-- Begin Records provided --
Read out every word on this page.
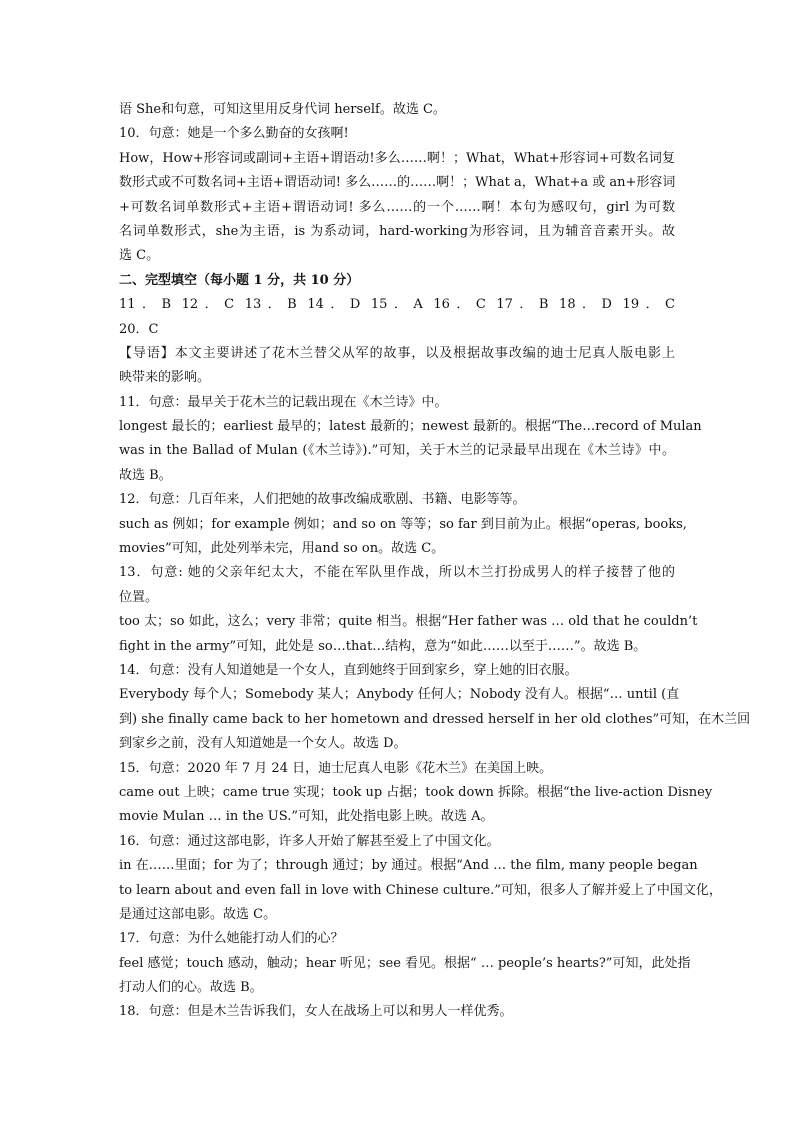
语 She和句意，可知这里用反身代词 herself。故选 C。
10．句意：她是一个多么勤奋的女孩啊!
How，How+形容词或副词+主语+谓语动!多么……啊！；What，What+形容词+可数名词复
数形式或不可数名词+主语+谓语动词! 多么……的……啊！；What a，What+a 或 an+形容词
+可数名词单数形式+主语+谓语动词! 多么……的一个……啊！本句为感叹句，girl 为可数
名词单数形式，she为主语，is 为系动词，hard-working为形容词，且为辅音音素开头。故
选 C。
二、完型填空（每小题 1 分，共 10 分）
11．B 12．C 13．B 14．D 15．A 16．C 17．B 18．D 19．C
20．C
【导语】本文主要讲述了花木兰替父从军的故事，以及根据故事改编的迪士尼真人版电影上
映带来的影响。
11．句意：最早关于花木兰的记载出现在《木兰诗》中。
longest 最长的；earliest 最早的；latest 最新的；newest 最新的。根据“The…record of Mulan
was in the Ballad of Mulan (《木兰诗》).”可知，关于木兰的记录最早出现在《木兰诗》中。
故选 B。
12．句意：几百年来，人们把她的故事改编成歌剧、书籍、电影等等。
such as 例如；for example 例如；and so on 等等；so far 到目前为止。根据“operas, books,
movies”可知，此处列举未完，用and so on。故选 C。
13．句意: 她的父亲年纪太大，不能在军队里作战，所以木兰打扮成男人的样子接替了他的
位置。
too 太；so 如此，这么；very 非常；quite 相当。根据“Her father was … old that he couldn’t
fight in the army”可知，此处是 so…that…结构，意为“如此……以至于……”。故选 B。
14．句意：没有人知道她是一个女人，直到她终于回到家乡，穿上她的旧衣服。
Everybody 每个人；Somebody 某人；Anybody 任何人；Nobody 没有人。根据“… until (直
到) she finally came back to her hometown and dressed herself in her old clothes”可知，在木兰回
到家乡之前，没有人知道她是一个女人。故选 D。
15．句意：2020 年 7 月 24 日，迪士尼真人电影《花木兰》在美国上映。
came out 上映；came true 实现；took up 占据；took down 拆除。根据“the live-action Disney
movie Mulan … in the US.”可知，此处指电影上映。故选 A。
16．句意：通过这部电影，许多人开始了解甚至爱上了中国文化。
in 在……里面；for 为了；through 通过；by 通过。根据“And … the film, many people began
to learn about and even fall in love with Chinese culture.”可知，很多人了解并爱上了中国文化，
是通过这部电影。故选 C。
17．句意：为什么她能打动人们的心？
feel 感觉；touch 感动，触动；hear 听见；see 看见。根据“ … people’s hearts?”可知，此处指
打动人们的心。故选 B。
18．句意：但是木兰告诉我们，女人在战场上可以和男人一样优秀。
-- End Records provided --
-- Begin Records provided --
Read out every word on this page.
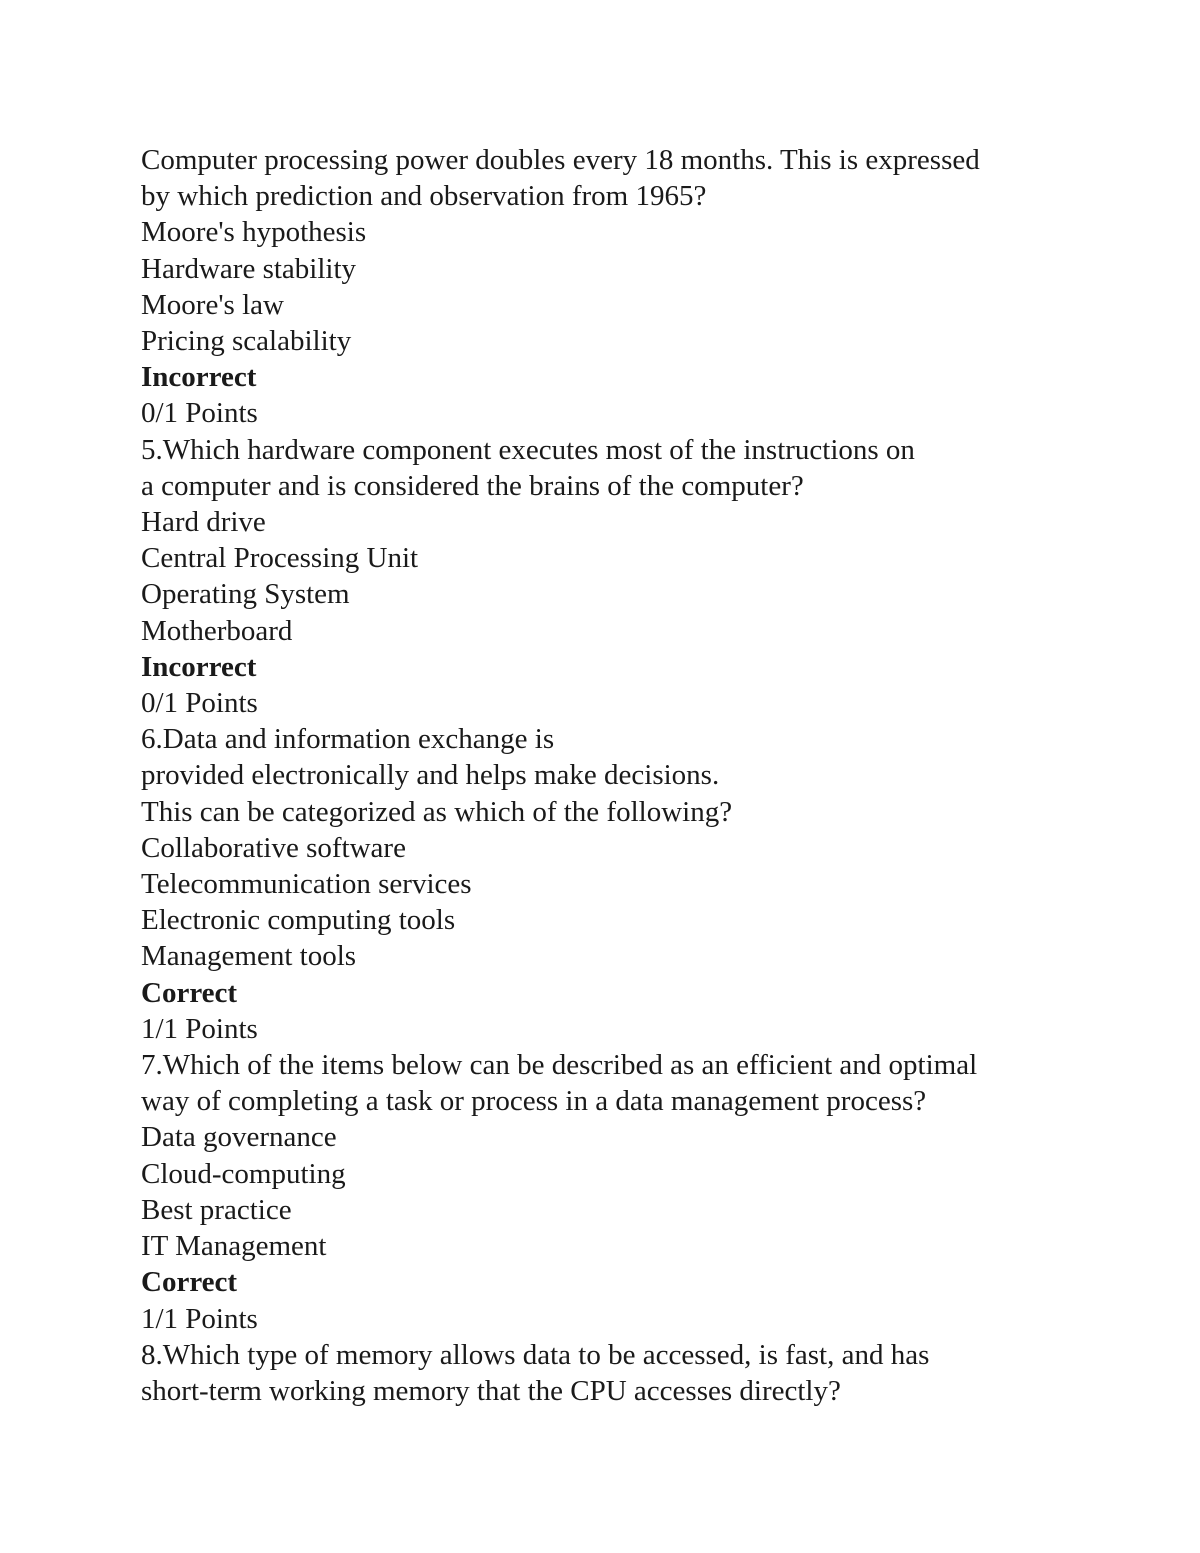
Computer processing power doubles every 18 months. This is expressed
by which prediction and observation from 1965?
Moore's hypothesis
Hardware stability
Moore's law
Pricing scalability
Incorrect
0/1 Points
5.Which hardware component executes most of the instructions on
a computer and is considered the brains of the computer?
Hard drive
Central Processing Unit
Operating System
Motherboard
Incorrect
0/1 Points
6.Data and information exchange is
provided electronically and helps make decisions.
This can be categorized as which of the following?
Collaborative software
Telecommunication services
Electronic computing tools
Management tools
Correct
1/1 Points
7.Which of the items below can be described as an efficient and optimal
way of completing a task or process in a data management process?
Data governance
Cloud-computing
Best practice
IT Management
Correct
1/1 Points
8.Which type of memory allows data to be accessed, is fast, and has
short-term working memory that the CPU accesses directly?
-- End Records provided --
Identify which lines contain the word "that" and copy each one.

too 太；so 如此，这么；very 非常；quite 相当。根据“Her father was … old that he couldn’t
fight in the army”可知，此处是 so…that…结构，意为“如此……以至于……”。故选 B。
short-term working memory that the CPU accesses directly?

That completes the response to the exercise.